_To do_. Count the lines below that contain "предоставления". Give only the number.

_Data listing_.
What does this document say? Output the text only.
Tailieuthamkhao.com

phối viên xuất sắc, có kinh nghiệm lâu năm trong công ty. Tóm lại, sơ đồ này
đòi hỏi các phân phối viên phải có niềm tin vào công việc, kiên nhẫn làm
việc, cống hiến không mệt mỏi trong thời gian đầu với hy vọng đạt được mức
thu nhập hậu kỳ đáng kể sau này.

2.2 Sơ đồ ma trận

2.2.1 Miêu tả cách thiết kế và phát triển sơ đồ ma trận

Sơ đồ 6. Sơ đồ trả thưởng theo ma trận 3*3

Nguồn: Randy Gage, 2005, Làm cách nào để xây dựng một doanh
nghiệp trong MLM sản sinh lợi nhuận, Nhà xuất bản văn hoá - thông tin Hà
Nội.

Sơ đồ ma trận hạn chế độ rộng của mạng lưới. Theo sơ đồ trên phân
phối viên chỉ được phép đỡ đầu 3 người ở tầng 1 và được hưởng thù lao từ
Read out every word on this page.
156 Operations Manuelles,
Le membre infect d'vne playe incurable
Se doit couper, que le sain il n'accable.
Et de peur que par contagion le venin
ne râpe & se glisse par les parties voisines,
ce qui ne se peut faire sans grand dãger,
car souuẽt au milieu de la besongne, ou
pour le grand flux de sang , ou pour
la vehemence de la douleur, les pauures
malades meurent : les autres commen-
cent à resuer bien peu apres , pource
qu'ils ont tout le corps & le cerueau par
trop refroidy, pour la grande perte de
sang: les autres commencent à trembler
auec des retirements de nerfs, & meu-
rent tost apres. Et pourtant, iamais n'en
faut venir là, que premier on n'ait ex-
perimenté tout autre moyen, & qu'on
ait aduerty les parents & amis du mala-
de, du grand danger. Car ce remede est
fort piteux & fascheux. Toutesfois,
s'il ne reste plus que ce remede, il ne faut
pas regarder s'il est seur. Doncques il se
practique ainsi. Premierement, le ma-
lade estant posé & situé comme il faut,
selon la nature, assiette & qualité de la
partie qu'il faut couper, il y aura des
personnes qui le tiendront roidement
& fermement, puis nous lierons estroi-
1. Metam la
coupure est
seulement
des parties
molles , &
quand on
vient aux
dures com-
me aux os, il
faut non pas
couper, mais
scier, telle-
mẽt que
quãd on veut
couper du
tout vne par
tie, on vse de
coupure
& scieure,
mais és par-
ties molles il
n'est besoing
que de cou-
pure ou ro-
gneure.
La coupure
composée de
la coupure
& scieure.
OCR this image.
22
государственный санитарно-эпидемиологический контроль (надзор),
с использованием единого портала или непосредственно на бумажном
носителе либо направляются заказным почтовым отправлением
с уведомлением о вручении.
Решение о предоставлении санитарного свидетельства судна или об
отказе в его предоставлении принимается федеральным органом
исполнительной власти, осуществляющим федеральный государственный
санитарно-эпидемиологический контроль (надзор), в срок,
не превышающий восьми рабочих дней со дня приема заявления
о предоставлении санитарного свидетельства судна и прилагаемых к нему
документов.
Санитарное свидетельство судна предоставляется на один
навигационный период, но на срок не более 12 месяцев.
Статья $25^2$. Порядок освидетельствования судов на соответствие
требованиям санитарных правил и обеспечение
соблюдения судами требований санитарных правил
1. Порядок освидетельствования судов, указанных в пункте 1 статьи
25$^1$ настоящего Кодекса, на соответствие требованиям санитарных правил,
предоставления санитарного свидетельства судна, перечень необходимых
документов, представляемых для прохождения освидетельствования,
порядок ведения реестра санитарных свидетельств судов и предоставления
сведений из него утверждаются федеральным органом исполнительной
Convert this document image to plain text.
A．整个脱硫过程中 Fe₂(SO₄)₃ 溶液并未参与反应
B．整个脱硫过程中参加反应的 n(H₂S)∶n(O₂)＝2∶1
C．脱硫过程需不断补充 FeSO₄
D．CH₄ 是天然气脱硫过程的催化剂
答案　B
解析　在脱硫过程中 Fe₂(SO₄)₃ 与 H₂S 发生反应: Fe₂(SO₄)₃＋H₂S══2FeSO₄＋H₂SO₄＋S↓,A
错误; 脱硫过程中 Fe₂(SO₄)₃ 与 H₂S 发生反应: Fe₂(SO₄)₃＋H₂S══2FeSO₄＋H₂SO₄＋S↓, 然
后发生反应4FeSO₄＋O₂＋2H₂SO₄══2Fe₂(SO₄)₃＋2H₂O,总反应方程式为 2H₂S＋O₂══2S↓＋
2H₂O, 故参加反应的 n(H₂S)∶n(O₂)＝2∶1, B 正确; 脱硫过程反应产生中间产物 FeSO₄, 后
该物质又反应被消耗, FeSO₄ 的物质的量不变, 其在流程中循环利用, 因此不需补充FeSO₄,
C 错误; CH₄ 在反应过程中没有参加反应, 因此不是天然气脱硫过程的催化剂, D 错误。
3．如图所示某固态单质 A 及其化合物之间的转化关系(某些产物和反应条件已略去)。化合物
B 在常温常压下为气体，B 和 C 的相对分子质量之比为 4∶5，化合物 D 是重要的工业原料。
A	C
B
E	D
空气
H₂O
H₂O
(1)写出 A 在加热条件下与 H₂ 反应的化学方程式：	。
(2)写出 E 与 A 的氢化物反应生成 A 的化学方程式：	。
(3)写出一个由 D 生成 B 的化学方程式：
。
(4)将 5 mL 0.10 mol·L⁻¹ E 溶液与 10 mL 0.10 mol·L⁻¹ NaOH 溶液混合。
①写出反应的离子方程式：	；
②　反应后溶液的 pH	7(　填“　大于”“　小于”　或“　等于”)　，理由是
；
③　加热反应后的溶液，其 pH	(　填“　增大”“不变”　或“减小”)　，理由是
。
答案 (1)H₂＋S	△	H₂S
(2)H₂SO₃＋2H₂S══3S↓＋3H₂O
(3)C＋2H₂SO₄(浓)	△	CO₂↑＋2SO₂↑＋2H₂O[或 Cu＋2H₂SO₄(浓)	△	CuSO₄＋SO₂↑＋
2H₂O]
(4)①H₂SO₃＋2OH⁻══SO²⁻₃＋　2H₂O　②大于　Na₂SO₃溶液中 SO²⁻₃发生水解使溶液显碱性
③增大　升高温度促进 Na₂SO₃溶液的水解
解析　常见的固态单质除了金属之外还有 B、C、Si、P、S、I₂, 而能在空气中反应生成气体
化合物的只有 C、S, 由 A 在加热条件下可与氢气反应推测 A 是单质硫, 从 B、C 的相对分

_The solution_. 2